▶ [Set exercise]
The data must be returned in full and exactly as given.

▶ [Material shown]
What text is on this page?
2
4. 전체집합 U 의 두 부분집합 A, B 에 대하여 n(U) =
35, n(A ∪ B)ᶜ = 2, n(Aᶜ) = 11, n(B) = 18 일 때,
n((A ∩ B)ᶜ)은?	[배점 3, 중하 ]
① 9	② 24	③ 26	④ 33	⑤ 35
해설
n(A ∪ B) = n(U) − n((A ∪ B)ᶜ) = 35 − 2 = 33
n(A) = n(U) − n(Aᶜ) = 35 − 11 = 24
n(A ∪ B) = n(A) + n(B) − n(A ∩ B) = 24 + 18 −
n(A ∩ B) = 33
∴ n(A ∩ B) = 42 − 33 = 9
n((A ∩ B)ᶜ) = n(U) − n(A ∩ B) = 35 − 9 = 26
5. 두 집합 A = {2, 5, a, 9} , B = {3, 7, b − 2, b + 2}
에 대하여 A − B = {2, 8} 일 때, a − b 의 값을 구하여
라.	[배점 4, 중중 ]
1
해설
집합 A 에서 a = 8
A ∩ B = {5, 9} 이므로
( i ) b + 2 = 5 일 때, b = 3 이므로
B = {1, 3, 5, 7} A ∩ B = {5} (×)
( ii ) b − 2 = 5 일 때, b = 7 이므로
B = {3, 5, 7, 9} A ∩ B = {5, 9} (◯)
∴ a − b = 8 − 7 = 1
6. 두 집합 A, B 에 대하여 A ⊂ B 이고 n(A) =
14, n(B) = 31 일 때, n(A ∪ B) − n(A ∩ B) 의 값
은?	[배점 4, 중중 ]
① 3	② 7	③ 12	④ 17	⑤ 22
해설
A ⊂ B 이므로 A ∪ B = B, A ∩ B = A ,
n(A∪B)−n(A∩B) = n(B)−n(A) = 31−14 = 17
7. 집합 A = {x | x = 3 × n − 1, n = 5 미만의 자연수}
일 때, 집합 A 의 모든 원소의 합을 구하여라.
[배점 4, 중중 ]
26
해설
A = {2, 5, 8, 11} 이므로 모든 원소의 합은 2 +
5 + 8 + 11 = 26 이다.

▶ [Answer for the task]
What text is on this page?
2
4. 전체집합 U 의 두 부분집합 A, B 에 대하여 n(U) =
35, n(A ∪ B)ᶜ = 2, n(Aᶜ) = 11, n(B) = 18 일 때,
n((A ∩ B)ᶜ)은?	[배점 3, 중하 ]
① 9	② 24	③ 26	④ 33	⑤ 35
해설
n(A ∪ B) = n(U) − n((A ∪ B)ᶜ) = 35 − 2 = 33
n(A) = n(U) − n(Aᶜ) = 35 − 11 = 24
n(A ∪ B) = n(A) + n(B) − n(A ∩ B) = 24 + 18 −
n(A ∩ B) = 33
∴ n(A ∩ B) = 42 − 33 = 9
n((A ∩ B)ᶜ) = n(U) − n(A ∩ B) = 35 − 9 = 26
5. 두 집합 A = {2, 5, a, 9} , B = {3, 7, b − 2, b + 2}
에 대하여 A − B = {2, 8} 일 때, a − b 의 값을 구하여
라.	[배점 4, 중중 ]
1
해설
집합 A 에서 a = 8
A ∩ B = {5, 9} 이므로
( i ) b + 2 = 5 일 때, b = 3 이므로
B = {1, 3, 5, 7} A ∩ B = {5} (×)
( ii ) b − 2 = 5 일 때, b = 7 이므로
B = {3, 5, 7, 9} A ∩ B = {5, 9} (◯)
∴ a − b = 8 − 7 = 1
6. 두 집합 A, B 에 대하여 A ⊂ B 이고 n(A) =
14, n(B) = 31 일 때, n(A ∪ B) − n(A ∩ B) 의 값
은?	[배점 4, 중중 ]
① 3	② 7	③ 12	④ 17	⑤ 22
해설
A ⊂ B 이므로 A ∪ B = B, A ∩ B = A ,
n(A∪B)−n(A∩B) = n(B)−n(A) = 31−14 = 17
7. 집합 A = {x | x = 3 × n − 1, n = 5 미만의 자연수}
일 때, 집합 A 의 모든 원소의 합을 구하여라.
[배점 4, 중중 ]
26
해설
A = {2, 5, 8, 11} 이므로 모든 원소의 합은 2 +
5 + 8 + 11 = 26 이다.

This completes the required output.